Items from a dataset:
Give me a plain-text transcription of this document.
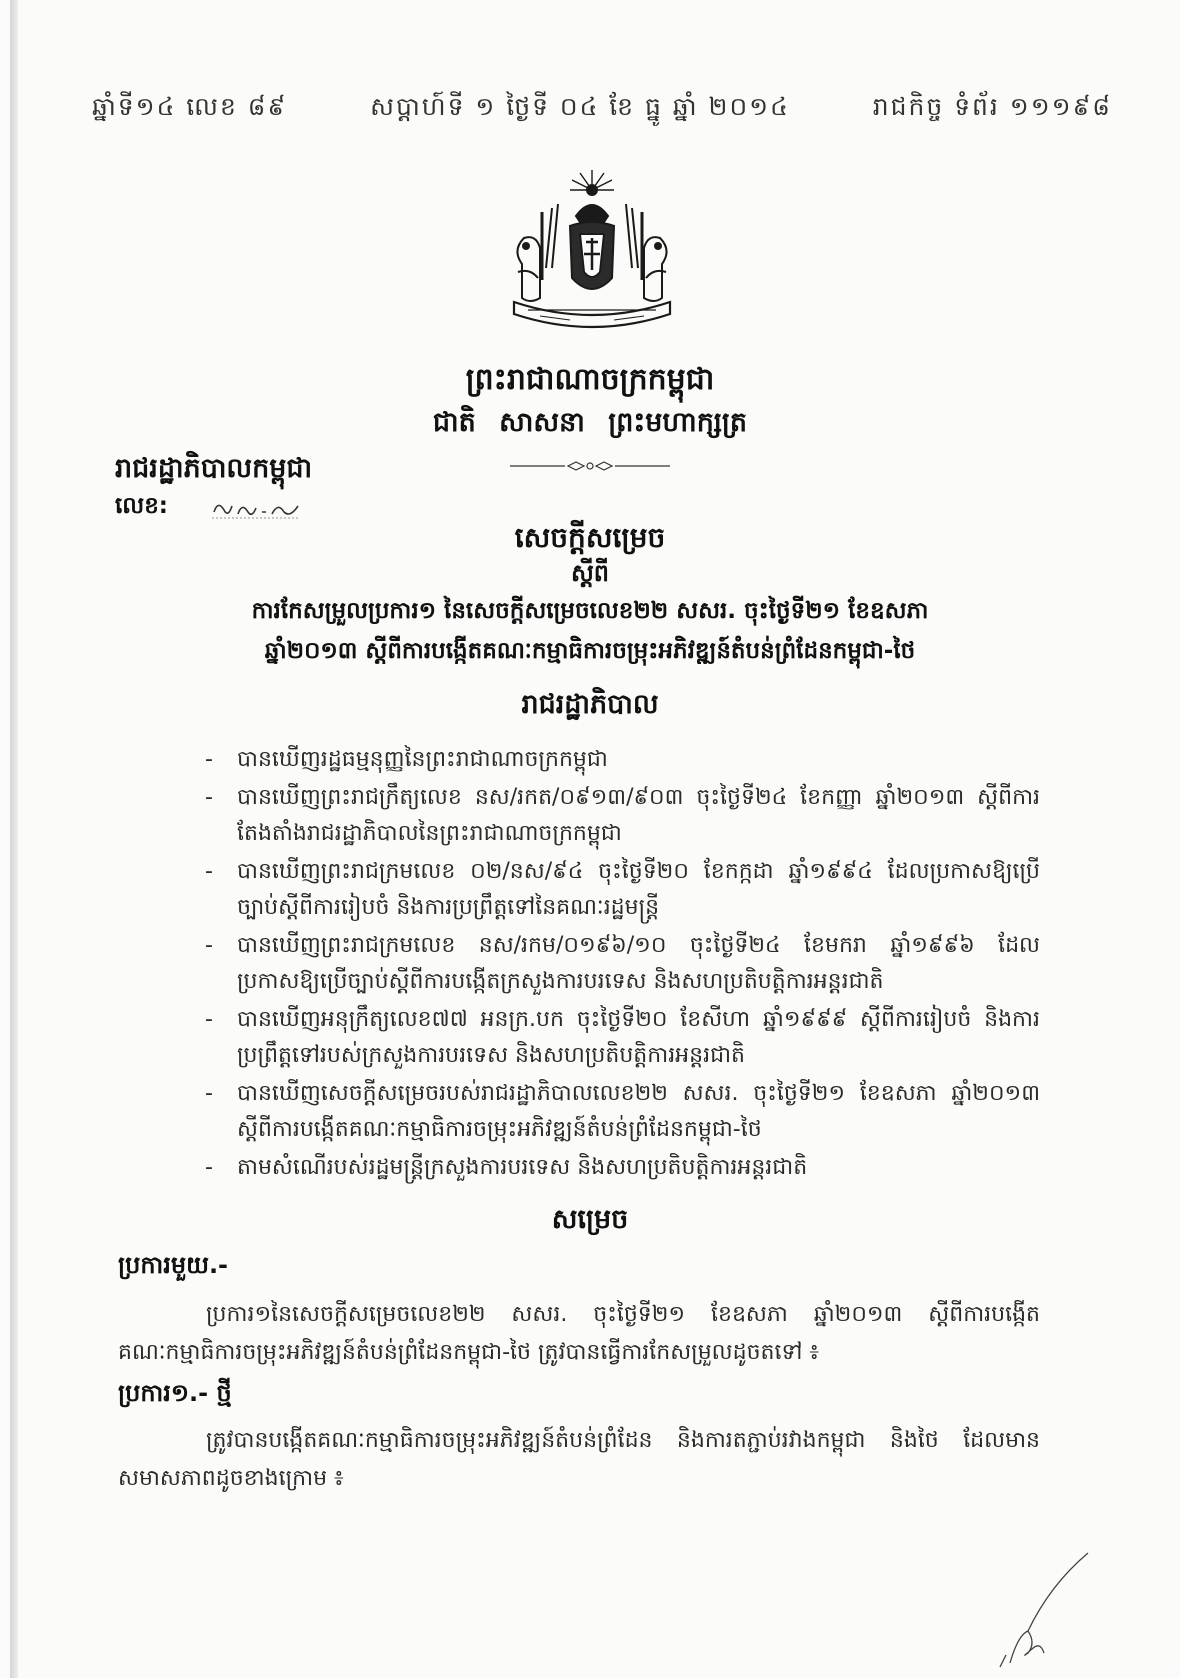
ឆ្នាំទី១៤ លេខ ៨៩	សប្តាហ៍ទី ១ ថ្ងៃទី ០៤ ខែ ធ្នូ ឆ្នាំ ២០១៤	រាជកិច្ច ទំព័រ ១១១៩៨
ព្រះរាជាណាចក្រកម្ពុជា
ជាតិ សាសនា ព្រះមហាក្សត្រ
រាជរដ្ឋាភិបាលកម្ពុជា
លេខ:
សេចក្តីសម្រេច
ស្តីពី
ការកែសម្រួលប្រការ១ នៃសេចក្តីសម្រេចលេខ២២ សសរ. ចុះថ្ងៃទី២១ ខែឧសភា
ឆ្នាំ២០១៣ ស្តីពីការបង្កើតគណៈកម្មាធិការចម្រុះអភិវឌ្ឍន៍តំបន់ព្រំដែនកម្ពុជា-ថៃ
រាជរដ្ឋាភិបាល
- បានឃើញរដ្ឋធម្មនុញ្ញនៃព្រះរាជាណាចក្រកម្ពុជា
- បានឃើញព្រះរាជក្រឹត្យលេខ នស/រកត/០៩១៣/៩០៣ ចុះថ្ងៃទី២៤ ខែកញ្ញា ឆ្នាំ២០១៣ ស្តីពីការតែងតាំងរាជរដ្ឋាភិបាលនៃព្រះរាជាណាចក្រកម្ពុជា
- បានឃើញព្រះរាជក្រមលេខ ០២/នស/៩៤ ចុះថ្ងៃទី២០ ខែកក្កដា ឆ្នាំ១៩៩៤ ដែលប្រកាសឱ្យប្រើច្បាប់ស្តីពីការរៀបចំ និងការប្រព្រឹត្តទៅនៃគណៈរដ្ឋមន្ត្រី
- បានឃើញព្រះរាជក្រមលេខ នស/រកម/០១៩៦/១០ ចុះថ្ងៃទី២៤ ខែមករា ឆ្នាំ១៩៩៦ ដែលប្រកាសឱ្យប្រើច្បាប់ស្តីពីការបង្កើតក្រសួងការបរទេស និងសហប្រតិបត្តិការអន្តរជាតិ
- បានឃើញអនុក្រឹត្យលេខ៧៧ អនក្រ.បក ចុះថ្ងៃទី២០ ខែសីហា ឆ្នាំ១៩៩៩ ស្តីពីការរៀបចំ និងការប្រព្រឹត្តទៅរបស់ក្រសួងការបរទេស និងសហប្រតិបត្តិការអន្តរជាតិ
- បានឃើញសេចក្តីសម្រេចរបស់រាជរដ្ឋាភិបាលលេខ២២ សសរ. ចុះថ្ងៃទី២១ ខែឧសភា ឆ្នាំ២០១៣ ស្តីពីការបង្កើតគណៈកម្មាធិការចម្រុះអភិវឌ្ឍន៍តំបន់ព្រំដែនកម្ពុជា-ថៃ
- តាមសំណើរបស់រដ្ឋមន្ត្រីក្រសួងការបរទេស និងសហប្រតិបត្តិការអន្តរជាតិ
សម្រេច
ប្រការមួយ.-
ប្រការ១នៃសេចក្តីសម្រេចលេខ២២ សសរ. ចុះថ្ងៃទី២១ ខែឧសភា ឆ្នាំ២០១៣ ស្តីពីការបង្កើតគណៈកម្មាធិការចម្រុះអភិវឌ្ឍន៍តំបន់ព្រំដែនកម្ពុជា-ថៃ ត្រូវបានធ្វើការកែសម្រួលដូចតទៅ ៖
ប្រការ១.- ថ្មី
ត្រូវបានបង្កើតគណៈកម្មាធិការចម្រុះអភិវឌ្ឍន៍តំបន់ព្រំដែន និងការតភ្ជាប់រវាងកម្ពុជា និងថៃ ដែលមានសមាសភាពដូចខាងក្រោម ៖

**Objective:** Provide only the count of lines in the data above that include the string "របរទ".

**Complete response:** 3